- **Your task**: Provide the number of lines containing the word "курсі", and nothing else.

(Data records)
╔══
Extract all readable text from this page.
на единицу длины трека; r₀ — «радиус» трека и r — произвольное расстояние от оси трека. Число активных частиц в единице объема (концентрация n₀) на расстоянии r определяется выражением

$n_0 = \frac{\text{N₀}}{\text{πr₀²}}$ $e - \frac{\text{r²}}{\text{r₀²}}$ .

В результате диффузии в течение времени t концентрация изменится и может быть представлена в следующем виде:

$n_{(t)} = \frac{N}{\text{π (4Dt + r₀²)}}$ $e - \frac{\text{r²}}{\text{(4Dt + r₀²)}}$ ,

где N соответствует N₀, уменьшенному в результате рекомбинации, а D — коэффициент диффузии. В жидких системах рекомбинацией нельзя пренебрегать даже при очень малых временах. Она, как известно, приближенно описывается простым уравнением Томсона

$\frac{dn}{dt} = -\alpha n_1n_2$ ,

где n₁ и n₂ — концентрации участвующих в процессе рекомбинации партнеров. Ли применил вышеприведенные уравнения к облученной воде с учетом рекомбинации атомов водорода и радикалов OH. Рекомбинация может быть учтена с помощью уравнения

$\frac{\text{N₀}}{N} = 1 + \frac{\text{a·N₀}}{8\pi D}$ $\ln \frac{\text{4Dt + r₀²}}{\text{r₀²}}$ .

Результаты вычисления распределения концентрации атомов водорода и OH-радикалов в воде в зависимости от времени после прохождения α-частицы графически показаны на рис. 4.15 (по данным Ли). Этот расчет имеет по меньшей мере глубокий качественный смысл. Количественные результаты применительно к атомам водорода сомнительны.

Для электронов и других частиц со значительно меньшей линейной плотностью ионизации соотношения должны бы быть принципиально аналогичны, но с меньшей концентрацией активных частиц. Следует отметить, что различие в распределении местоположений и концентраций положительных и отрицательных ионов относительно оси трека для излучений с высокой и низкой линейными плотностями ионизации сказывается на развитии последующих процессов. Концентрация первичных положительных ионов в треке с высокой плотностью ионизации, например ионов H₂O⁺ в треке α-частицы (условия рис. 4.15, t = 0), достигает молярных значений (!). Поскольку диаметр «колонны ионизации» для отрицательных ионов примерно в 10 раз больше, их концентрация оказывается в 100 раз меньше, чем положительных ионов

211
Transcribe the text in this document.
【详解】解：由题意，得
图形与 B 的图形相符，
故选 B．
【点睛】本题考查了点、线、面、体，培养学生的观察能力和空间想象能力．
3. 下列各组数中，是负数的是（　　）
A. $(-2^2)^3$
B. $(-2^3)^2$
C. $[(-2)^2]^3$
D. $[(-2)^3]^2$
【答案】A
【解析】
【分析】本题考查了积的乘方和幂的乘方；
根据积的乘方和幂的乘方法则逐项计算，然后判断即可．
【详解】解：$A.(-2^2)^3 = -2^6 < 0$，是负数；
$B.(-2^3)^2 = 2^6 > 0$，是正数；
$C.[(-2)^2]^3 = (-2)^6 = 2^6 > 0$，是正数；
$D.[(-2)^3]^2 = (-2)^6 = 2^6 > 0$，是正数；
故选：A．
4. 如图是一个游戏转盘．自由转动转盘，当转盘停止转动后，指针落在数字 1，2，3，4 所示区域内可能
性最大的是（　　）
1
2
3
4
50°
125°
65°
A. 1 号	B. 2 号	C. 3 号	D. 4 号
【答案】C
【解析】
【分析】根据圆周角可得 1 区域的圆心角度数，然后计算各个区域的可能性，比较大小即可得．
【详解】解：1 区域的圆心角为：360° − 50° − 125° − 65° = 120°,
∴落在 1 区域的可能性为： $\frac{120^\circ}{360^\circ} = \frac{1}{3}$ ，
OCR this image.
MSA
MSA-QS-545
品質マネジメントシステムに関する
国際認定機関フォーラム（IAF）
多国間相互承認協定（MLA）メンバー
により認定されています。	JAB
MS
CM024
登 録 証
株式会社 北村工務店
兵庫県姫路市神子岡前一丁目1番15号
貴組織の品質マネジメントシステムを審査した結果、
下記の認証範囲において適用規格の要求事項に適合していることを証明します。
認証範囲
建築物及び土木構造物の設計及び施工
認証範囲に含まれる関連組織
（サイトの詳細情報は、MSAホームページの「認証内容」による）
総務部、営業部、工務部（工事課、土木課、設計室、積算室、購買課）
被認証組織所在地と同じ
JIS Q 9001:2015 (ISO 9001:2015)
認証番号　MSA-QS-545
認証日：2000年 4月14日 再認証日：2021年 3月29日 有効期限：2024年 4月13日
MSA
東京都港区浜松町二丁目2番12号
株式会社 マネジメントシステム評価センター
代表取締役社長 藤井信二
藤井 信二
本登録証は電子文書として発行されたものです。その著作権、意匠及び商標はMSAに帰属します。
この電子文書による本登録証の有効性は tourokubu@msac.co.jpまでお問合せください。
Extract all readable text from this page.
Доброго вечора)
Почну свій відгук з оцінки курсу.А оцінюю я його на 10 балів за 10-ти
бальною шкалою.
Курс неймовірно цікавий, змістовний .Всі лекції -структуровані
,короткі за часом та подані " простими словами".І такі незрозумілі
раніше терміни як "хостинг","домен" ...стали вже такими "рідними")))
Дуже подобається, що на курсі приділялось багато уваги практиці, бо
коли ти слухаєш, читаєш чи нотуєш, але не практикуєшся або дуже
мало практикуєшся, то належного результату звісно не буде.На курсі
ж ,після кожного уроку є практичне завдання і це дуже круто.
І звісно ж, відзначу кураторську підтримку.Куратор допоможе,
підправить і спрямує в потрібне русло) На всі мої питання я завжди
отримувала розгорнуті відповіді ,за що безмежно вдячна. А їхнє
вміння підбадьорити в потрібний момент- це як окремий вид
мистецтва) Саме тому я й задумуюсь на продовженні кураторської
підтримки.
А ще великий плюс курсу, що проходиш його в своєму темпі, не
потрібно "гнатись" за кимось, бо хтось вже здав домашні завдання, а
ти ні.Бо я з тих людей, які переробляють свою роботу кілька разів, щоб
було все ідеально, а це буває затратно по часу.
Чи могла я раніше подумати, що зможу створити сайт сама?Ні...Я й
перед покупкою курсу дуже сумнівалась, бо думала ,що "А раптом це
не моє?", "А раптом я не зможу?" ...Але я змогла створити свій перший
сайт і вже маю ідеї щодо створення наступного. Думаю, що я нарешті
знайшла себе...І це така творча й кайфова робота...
╚══
- **Finished answer**: 2